Can you rewrite the entries starting with the line containing "Localize each UI" and going on through the line containing "series-line-v-pol: [535, 5, 654, 14]", replacing "data-point-v-pol" with "marker-v-pol" and leaving everything else unchanged? Leave out the picture placeholders.

*Material provided:*
● ● ● ● ●

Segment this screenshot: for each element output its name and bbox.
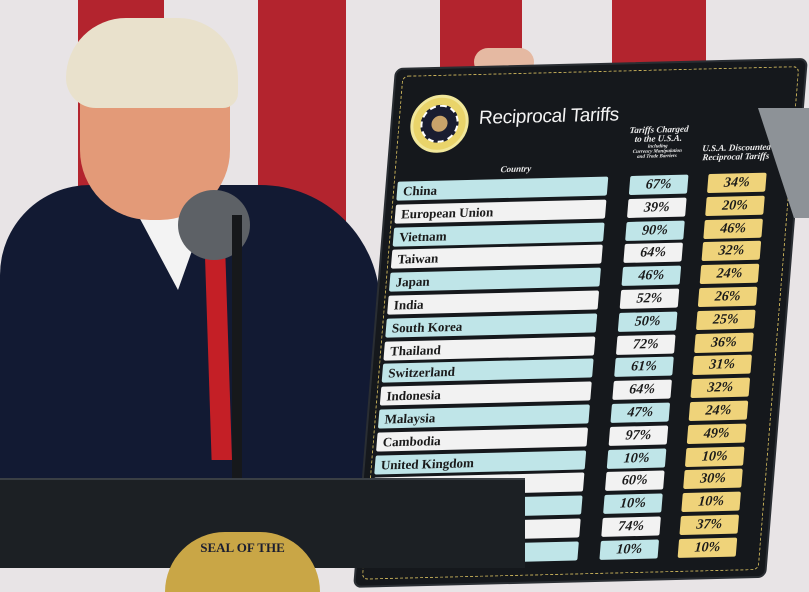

● ● ● ● ●

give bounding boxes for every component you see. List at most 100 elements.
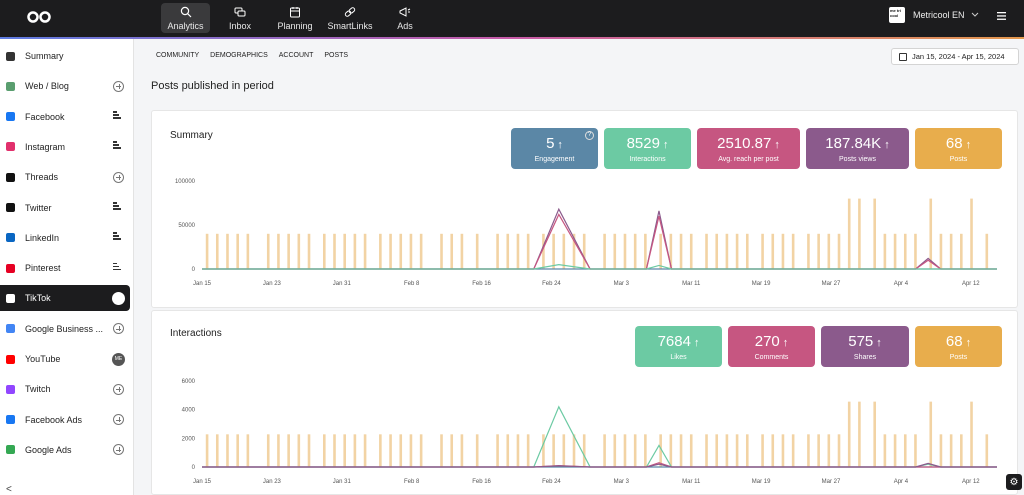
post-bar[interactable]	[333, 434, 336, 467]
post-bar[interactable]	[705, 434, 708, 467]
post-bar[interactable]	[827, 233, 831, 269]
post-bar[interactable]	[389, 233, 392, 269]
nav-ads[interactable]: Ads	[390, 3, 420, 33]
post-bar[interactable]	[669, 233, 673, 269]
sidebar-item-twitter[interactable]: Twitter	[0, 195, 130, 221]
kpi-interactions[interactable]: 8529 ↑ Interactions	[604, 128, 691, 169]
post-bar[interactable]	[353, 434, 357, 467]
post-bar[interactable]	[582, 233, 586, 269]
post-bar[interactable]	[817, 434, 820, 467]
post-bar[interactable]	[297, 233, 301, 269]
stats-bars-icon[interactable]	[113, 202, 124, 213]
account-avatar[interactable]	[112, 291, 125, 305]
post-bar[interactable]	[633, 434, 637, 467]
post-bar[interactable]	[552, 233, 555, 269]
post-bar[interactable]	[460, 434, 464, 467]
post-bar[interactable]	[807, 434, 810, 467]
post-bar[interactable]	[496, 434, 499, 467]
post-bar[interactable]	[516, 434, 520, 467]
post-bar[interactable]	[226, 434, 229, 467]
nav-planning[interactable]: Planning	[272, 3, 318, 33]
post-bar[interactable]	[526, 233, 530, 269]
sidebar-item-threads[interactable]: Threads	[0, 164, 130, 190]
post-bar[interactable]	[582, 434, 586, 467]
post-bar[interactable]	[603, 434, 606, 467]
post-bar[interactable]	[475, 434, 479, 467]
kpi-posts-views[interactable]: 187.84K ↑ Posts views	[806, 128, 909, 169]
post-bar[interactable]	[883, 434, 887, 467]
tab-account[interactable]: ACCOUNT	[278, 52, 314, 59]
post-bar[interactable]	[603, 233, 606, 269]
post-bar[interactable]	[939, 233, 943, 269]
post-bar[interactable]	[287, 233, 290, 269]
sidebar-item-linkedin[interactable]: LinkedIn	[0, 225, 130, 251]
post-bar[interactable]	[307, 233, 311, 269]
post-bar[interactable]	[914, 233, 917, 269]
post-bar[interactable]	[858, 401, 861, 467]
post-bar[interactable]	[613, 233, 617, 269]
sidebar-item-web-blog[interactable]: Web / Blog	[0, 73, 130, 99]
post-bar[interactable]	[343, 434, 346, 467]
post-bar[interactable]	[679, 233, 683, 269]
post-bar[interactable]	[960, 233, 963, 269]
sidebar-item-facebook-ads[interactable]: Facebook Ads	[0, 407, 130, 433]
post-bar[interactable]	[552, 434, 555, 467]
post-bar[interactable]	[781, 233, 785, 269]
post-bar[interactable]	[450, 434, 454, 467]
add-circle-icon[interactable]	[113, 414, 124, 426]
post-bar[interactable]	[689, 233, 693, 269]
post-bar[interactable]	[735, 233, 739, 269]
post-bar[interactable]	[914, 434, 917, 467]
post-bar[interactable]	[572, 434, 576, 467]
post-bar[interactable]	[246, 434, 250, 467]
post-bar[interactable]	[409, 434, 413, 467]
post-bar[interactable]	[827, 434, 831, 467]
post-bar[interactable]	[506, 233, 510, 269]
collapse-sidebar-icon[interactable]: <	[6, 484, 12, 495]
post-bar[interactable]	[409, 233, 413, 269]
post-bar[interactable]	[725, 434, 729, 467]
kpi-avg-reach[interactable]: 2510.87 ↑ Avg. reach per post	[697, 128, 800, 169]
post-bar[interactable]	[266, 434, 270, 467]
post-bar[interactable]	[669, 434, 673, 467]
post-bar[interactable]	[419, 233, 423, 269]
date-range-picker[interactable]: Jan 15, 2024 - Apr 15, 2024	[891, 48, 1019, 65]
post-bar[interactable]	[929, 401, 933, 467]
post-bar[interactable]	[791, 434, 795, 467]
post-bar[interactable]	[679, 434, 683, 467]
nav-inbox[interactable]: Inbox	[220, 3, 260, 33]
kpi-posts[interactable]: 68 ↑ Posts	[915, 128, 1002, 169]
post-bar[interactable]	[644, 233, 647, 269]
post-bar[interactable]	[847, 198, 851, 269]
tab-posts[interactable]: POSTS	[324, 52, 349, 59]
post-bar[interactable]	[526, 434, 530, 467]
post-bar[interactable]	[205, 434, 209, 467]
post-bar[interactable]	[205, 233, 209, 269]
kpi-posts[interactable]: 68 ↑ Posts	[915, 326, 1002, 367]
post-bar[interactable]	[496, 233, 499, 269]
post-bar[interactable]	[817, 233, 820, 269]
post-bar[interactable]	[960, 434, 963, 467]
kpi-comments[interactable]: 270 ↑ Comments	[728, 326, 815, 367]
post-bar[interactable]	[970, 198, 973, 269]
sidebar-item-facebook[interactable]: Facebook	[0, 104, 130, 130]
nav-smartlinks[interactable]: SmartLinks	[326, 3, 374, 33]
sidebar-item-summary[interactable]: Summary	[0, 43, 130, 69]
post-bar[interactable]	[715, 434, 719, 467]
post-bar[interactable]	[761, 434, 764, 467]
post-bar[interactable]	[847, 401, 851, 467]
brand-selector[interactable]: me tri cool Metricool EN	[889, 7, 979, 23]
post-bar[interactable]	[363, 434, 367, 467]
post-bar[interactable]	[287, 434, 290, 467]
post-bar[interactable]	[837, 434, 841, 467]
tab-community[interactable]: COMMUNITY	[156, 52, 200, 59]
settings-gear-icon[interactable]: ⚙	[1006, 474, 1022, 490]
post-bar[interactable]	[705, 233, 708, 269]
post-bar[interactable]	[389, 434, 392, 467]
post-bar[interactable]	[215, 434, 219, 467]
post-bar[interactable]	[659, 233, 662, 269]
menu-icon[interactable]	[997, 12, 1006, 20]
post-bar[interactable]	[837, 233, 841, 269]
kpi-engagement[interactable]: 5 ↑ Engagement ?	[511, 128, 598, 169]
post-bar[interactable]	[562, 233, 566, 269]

● ● ● ● ●

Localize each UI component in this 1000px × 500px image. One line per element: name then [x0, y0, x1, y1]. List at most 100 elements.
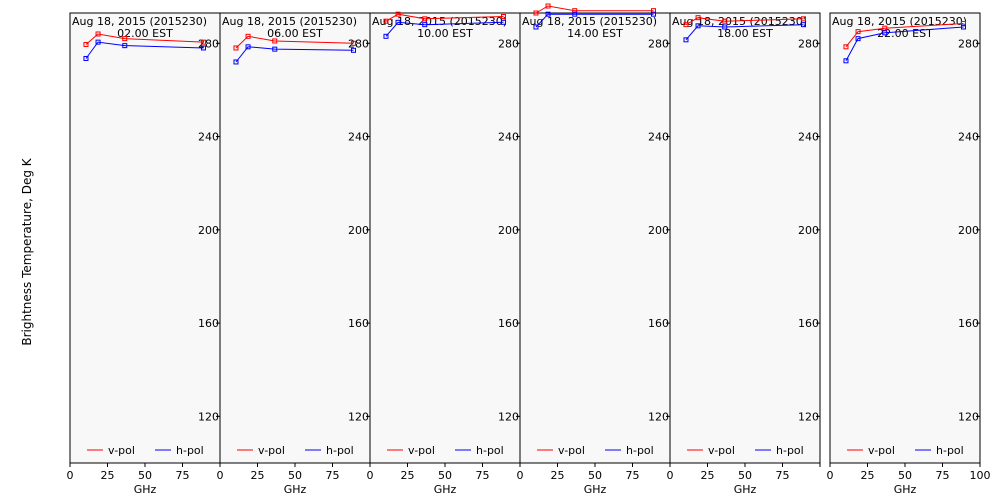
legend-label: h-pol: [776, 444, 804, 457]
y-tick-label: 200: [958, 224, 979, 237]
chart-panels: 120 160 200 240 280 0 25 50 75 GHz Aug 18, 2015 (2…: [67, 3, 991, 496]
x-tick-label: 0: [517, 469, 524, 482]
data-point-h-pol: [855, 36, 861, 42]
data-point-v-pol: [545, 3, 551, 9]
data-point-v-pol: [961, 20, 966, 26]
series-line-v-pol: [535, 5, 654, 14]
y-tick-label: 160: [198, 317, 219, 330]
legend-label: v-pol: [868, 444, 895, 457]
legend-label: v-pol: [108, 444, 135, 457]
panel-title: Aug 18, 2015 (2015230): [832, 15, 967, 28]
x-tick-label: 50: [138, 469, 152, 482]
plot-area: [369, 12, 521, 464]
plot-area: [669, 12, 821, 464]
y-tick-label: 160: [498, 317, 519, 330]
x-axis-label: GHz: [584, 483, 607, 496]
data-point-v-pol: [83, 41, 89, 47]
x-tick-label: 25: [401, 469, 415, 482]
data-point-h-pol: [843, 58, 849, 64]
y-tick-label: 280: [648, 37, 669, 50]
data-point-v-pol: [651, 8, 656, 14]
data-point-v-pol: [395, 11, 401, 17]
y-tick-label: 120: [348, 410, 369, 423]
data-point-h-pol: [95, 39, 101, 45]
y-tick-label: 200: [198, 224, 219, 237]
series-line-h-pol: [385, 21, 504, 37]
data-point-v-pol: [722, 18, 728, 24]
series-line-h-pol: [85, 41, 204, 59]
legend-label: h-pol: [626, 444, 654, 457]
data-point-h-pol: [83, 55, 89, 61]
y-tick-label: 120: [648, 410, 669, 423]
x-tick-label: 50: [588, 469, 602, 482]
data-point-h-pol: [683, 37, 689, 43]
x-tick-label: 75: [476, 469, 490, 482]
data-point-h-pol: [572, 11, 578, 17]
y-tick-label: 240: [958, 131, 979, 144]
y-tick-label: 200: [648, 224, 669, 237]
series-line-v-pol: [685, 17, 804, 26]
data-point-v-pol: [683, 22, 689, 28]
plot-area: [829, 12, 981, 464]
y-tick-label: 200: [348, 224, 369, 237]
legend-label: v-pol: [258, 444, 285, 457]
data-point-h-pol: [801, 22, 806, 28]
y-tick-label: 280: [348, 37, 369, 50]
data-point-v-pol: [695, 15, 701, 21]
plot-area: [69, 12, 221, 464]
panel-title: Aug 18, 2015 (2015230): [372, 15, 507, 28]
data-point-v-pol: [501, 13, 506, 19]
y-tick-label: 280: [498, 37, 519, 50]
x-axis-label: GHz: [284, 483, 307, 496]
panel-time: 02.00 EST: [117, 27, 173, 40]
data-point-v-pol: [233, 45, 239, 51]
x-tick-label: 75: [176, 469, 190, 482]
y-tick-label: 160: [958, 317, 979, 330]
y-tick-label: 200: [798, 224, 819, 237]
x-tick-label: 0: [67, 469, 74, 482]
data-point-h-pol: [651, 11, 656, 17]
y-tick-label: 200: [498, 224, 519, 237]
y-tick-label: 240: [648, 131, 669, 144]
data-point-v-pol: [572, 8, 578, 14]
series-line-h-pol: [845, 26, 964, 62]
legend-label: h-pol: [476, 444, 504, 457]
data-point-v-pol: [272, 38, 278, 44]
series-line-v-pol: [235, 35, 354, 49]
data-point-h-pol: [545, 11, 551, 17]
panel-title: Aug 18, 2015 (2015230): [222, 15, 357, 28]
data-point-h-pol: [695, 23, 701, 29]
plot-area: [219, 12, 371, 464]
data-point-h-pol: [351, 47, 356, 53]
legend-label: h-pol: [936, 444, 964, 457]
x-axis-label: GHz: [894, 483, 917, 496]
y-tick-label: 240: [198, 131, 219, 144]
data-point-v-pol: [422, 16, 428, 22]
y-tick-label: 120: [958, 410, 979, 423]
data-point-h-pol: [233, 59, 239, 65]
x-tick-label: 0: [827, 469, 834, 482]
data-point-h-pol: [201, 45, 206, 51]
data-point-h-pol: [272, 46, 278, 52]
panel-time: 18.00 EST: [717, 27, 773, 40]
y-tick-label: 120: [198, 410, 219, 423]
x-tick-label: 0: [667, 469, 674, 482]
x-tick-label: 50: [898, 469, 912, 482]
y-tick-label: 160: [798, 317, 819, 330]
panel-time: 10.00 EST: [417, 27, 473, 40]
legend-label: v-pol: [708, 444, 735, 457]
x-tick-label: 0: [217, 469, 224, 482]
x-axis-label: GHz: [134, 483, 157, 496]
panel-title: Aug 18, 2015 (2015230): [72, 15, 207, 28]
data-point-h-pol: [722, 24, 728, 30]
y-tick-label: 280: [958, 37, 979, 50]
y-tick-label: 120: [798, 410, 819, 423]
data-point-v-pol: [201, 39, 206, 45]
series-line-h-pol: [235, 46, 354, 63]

● ● ● ● ●

*Full response:*
Localize each UI component in this 1000px × 500px image. One line per element: name then [x0, y0, x1, y1]. List at most 100 elements.
legend-label: h-pol: [776, 444, 804, 457]
y-tick-label: 200: [958, 224, 979, 237]
chart-panels: 120 160 200 240 280 0 25 50 75 GHz Aug 18, 2015 (2…: [67, 3, 991, 496]
x-tick-label: 0: [517, 469, 524, 482]
data-point-h-pol: [855, 36, 861, 42]
marker-v-pol: [545, 3, 551, 9]
marker-v-pol: [961, 20, 966, 26]
series-line-v-pol: [535, 5, 654, 14]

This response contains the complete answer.